Start Extract

Quasar 3C 273 observed by the Hubble Space Telescope. The relativistic jet of 3C 273 appears to the left of the bright quasar, and the four straight lines pointing outward from the central source are diffraction spikes caused by the telescope optics. Best image of bright quasar 3C 273 (10953173335).jpg
Quasar 3C 273 observed by the Hubble Space Telescope. The relativistic jet of 3C 273 appears to the left of the bright quasar, and the four straight lines pointing outward from the central source are diffraction spikes caused by the telescope optics.

During the first half of the 20th century, photographic observations of nearby galaxies detected some characteristic signatures of active galactic nucleus emission, although there was not yet a physical understanding of the nature of the AGN phenomenon. Some early observations included the first spectroscopic detection of emission lines from the nuclei of NGC 1068 and Messier 81 by Edward Fath (published in 1909), [1] and the discovery of the jet in Messier 87 by Heber Curtis (published in 1918). [2] Further spectroscopic studies by astronomers including Vesto Slipher, Milton Humason, and Nicholas Mayall noted the presence of unusual emission lines in some galaxy nuclei. [3] [4] [5] [6] In 1943, Carl Seyfert published a paper in which he described observations of nearby galaxies having bright nuclei that were sources of unusually broad emission lines. [7] Galaxies observed as part of this study included NGC 1068, NGC 4151, NGC 3516, and NGC 7469. Active galaxies such as these are known as Seyfert galaxies in honor of Seyfert's pioneering work.

The development of radio astronomy was a major catalyst to understanding AGN. Some of the earliest detected radio sources are nearby active elliptical galaxies such as Messier 87 and Centaurus A. [8] Another radio source, Cygnus A, was identified by Walter Baade and Rudolph Minkowski as a tidally distorted galaxy with an unusual emission-line spectrum, having a recessional velocity of 16,700 kilometers per second. [9] The 3C radio survey led to further progress in discovery of new radio sources as well as identifying the visible-light sources associated with the radio emission. In photographic images, some of these objects were nearly point-like or quasi-stellar in appearance, and were classified as quasi-stellar radio sources (later abbreviated as "quasars").

Soviet-Armenian astrophysicist Viktor Ambartsumian introduced the concept of active galactic nuclei in the early 1950s. [10] At the Solvay Conference on Physics in 1958 Ambartsumian presented a report arguing that "explosions in galactic nuclei cause large amounts of mass to be expelled. For these explosions to occur, galactic nuclei must contain bodies of huge mass and unknown nature. From this point forward active galactic nuclei (AGN) became a key component in theories of galactic evolution." [11] His idea was initially received skeptically. [12] [13]

A major breakthrough was the measurement of the redshift of the quasar 3C 273 by Maarten Schmidt, published in 1963. [14] Schmidt noted that if this object was extragalactic (outside the Milky Way, at a cosmological distance) then its large redshift of 0.158 implied that it was the nuclear region of a galaxy about 100 times more powerful than other radio galaxies that had been identified. Shortly afterward, optical spectra were used to measure the redshifts of a growing number of quasars including 3C 48, even more distant at redshift 0.37. [15]

The enormous luminosities of these quasars as well as their unusual spectral properties indicated that their power source could not be ordinary stars. Accretion of gas onto a supermassive black hole was suggested as the source of quasars' power in papers by Edwin Salpeter and Yakov Zeldovich in 1964. [16] In 1969 Donald Lynden-Bell proposed that nearby galaxies contain supermassive black holes at their centers as relics of "dead" quasars, and that black hole accretion was the power source for the non-stellar emission in nearby Seyfert galaxies. [17] In the 1960s and 1970s, early X-ray astronomy observations demonstrated that Seyfert galaxies and quasars are powerful sources of X-ray emission, which originates from the inner regions of black hole accretion disks.

End Extract

▸ **Things to do**
1. Rewrite the history of active galactic nuclei from "The enormous luminosities" up to and including "hole accretion disks.", replacing "enormous" with "immense".
2. Answer these questions from the history of active galactic nuclei:
(a) In what year did Carl Seyfert publish his paper on galaxies with bright nuclei?
(b) What recessional velocity did Cygnus A have?
(c) What redshift did Maarten Schmidt find for the quasar 3C 273?
Rely only on the text to answer.

Start Stored rows

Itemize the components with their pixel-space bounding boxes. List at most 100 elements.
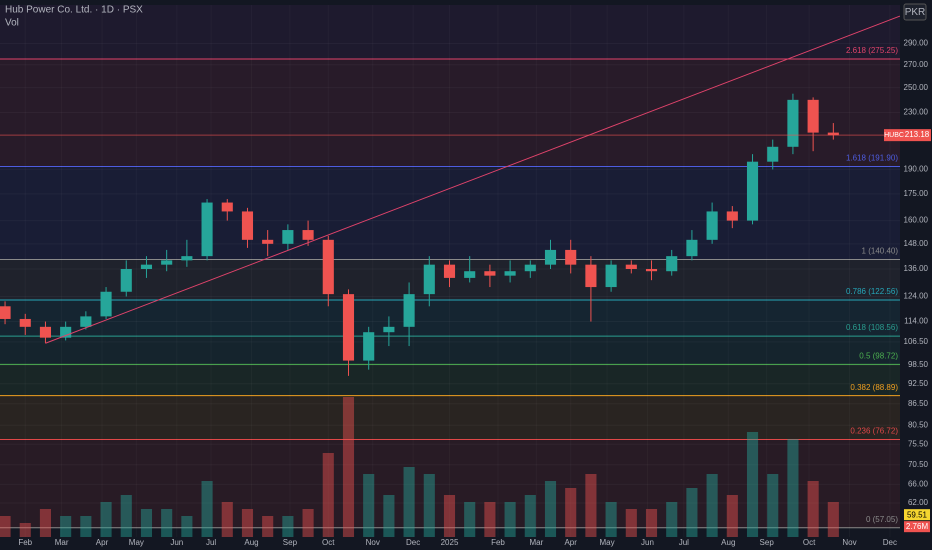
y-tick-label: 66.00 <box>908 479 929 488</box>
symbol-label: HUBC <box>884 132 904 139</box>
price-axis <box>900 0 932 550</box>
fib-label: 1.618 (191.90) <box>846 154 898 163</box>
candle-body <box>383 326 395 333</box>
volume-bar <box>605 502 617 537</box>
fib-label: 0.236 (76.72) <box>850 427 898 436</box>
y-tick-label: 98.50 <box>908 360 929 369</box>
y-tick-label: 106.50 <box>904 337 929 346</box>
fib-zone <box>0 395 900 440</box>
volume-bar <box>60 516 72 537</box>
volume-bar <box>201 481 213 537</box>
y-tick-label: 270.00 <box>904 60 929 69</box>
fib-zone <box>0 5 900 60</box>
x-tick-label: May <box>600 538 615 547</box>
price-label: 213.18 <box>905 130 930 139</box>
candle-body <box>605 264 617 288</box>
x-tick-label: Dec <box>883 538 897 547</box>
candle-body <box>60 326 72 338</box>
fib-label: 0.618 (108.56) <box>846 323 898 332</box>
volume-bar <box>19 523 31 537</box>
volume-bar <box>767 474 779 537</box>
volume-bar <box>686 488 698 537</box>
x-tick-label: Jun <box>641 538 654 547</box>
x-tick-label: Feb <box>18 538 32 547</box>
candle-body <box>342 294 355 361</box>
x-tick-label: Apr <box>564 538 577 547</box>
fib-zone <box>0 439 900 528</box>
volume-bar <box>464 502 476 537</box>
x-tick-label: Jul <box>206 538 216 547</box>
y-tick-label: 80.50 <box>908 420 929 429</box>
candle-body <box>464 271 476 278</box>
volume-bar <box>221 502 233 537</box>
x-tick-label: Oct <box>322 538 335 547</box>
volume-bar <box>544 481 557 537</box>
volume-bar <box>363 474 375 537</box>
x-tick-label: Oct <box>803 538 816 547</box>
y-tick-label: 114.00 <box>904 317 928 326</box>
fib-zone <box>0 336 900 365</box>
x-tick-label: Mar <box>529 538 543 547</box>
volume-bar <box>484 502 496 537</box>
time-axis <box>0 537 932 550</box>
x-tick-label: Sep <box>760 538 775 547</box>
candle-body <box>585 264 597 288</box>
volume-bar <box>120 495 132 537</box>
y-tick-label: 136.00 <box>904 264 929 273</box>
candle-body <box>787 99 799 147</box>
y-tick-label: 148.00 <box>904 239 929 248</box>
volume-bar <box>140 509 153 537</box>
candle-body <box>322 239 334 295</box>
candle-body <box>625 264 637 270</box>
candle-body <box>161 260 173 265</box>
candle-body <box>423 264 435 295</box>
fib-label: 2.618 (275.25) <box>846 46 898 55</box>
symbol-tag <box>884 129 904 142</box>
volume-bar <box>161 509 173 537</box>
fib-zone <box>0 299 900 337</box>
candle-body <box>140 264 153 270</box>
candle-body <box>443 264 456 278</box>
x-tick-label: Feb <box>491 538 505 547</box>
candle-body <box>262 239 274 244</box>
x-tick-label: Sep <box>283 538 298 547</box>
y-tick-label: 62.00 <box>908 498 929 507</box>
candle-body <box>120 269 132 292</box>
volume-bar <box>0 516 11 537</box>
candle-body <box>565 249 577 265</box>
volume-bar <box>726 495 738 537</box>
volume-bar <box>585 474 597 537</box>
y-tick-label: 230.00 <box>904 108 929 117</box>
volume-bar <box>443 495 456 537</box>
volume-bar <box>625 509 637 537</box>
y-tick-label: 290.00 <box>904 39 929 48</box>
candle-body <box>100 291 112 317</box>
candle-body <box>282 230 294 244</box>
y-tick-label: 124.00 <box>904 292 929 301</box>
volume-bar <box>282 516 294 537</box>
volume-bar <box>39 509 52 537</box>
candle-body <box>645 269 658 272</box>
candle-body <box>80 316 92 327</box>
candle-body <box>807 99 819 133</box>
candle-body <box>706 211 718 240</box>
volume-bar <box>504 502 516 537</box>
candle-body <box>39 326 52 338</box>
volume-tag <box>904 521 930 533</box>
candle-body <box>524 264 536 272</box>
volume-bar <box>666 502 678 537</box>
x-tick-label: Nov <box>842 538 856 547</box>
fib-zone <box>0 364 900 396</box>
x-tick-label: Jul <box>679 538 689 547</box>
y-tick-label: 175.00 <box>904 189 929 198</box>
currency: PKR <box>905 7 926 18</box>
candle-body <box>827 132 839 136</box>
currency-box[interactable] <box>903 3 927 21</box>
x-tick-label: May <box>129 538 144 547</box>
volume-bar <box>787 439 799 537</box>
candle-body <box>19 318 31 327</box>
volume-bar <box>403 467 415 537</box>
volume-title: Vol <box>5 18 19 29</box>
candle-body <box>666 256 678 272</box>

End Stored rows
Start Stored rows

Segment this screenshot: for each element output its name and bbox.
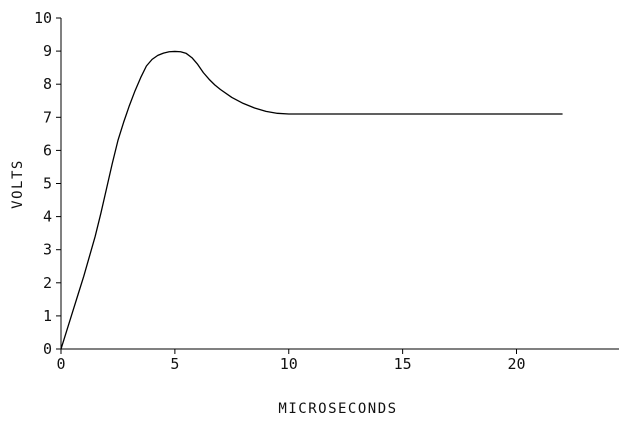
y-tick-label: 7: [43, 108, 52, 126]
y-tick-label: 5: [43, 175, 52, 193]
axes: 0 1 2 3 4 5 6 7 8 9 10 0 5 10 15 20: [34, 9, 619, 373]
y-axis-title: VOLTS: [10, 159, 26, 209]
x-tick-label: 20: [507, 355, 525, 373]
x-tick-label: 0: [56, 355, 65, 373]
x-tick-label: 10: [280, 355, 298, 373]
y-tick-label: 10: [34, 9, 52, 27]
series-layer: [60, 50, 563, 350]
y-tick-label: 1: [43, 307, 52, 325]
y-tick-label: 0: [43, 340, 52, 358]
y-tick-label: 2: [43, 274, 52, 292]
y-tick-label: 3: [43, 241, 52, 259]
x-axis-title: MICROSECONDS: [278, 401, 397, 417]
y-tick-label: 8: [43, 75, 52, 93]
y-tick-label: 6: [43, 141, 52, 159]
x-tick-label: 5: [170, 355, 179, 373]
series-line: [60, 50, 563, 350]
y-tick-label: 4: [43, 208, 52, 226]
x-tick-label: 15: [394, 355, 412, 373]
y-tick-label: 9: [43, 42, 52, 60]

End Stored rows
Start Stored rows

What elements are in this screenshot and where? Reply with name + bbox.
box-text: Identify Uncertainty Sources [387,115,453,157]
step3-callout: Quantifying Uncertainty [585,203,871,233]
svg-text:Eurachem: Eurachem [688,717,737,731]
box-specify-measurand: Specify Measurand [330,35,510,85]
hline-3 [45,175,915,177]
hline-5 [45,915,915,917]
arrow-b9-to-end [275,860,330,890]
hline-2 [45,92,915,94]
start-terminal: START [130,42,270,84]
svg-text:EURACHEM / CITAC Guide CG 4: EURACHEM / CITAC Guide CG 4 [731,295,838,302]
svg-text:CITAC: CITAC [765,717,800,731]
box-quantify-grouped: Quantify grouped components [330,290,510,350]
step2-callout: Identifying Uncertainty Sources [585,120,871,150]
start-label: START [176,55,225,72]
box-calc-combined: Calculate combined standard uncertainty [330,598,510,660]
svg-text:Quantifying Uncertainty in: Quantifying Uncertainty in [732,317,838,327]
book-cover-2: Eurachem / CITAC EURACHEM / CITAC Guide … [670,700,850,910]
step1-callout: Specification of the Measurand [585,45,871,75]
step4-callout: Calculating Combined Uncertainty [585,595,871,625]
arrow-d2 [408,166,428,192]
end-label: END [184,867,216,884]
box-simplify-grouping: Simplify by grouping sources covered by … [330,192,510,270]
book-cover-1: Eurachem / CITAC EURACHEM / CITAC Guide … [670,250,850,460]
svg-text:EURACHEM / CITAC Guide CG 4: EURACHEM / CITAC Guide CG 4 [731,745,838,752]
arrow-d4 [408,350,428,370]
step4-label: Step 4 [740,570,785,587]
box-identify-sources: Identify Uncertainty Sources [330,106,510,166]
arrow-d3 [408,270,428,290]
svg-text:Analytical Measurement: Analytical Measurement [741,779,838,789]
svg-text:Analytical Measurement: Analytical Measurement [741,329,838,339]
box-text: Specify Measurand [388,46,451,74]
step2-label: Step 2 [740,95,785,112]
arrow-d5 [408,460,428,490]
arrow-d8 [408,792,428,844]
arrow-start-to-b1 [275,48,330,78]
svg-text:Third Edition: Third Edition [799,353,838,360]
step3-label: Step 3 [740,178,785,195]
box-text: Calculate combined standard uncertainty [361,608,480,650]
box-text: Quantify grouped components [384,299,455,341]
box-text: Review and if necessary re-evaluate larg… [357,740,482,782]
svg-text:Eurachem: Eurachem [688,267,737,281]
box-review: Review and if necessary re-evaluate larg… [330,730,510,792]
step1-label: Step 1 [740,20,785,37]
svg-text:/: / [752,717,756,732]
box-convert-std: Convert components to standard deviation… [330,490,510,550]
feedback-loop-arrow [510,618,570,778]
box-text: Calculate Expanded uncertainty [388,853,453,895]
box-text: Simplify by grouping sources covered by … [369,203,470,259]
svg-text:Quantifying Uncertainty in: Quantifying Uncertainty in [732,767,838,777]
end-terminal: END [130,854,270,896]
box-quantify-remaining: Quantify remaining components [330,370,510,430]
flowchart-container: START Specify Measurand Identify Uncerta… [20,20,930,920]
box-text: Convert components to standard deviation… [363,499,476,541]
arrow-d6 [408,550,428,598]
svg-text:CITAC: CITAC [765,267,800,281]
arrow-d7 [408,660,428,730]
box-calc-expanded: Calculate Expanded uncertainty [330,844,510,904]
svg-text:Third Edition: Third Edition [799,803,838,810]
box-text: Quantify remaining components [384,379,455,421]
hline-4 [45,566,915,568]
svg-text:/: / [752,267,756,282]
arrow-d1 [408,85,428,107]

End Stored rows

▸ **Answers to the exercises**
1.
The immense luminosities of these quasars as well as their unusual spectral properties indicated that their power source could not be ordinary stars. Accretion of gas onto a supermassive black hole was suggested as the source of quasars' power in papers by Edwin Salpeter and Yakov Zeldovich in 1964. [16] In 1969 Donald Lynden-Bell proposed that nearby galaxies contain supermassive black holes at their centers as relics of "dead" quasars, and that black hole accretion was the power source for the non-stellar emission in nearby Seyfert galaxies. [17] In the 1960s and 1970s, early X-ray astronomy observations demonstrated that Seyfert galaxies and quasars are powerful sources of X-ray emission, which originates from the inner regions of black hole accretion disks.

2.
(a) 1943
(b) 16,700 kilometers per second
(c) 0.158